___ Provided material ___
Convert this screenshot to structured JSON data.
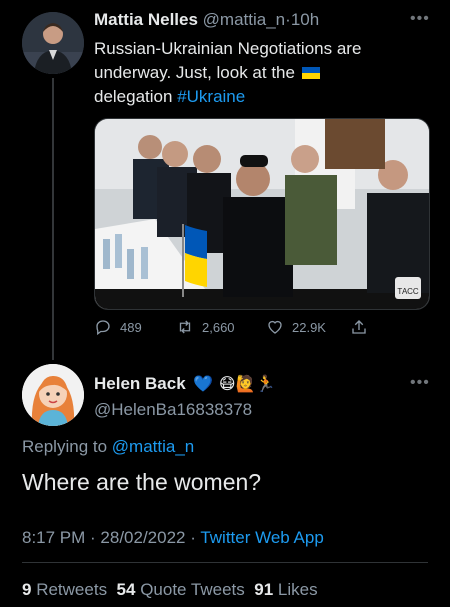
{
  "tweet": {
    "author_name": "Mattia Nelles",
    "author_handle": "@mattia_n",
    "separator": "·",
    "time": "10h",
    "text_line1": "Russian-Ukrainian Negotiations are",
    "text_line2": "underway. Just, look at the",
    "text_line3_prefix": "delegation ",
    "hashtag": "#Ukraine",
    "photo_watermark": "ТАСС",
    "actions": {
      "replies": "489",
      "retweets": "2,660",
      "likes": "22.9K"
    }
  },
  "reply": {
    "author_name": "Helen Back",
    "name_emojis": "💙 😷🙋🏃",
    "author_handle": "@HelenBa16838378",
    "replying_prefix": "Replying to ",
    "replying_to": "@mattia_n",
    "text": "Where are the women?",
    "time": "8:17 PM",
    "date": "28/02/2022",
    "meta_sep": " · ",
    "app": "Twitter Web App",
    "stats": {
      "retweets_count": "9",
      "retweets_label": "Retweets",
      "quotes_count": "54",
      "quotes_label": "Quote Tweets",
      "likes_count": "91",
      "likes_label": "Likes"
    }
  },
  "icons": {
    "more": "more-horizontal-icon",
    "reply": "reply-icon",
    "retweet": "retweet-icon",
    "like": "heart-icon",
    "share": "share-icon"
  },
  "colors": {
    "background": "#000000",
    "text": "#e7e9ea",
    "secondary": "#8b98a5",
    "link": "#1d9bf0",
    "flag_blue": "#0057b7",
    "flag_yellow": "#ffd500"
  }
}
___
___ Provided material ___
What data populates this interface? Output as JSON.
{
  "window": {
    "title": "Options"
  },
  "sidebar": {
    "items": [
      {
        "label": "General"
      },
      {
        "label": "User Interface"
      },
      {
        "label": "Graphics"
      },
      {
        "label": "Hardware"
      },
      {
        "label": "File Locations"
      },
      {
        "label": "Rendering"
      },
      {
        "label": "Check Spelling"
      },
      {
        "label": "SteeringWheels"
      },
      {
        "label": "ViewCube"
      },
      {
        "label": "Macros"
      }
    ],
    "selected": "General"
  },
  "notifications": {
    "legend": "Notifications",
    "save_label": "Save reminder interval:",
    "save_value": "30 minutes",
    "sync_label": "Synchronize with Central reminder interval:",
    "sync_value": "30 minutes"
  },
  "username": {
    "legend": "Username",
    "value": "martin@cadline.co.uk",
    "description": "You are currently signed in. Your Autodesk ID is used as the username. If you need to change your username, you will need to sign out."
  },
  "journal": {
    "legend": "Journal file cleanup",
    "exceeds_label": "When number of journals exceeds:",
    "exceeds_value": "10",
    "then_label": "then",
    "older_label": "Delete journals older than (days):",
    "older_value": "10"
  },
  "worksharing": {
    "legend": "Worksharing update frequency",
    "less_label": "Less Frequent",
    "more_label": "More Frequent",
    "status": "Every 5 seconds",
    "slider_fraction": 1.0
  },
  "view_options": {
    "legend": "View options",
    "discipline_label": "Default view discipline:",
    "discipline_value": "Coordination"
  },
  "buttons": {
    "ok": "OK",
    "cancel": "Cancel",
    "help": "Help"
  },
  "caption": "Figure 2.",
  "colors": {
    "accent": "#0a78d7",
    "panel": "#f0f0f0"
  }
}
___
- **What the task asks**
Using the listing above, list every line in which the string "reminder" occurs.

- **Task output**
    "save_label": "Save reminder interval:",
    "sync_label": "Synchronize with Central reminder interval:",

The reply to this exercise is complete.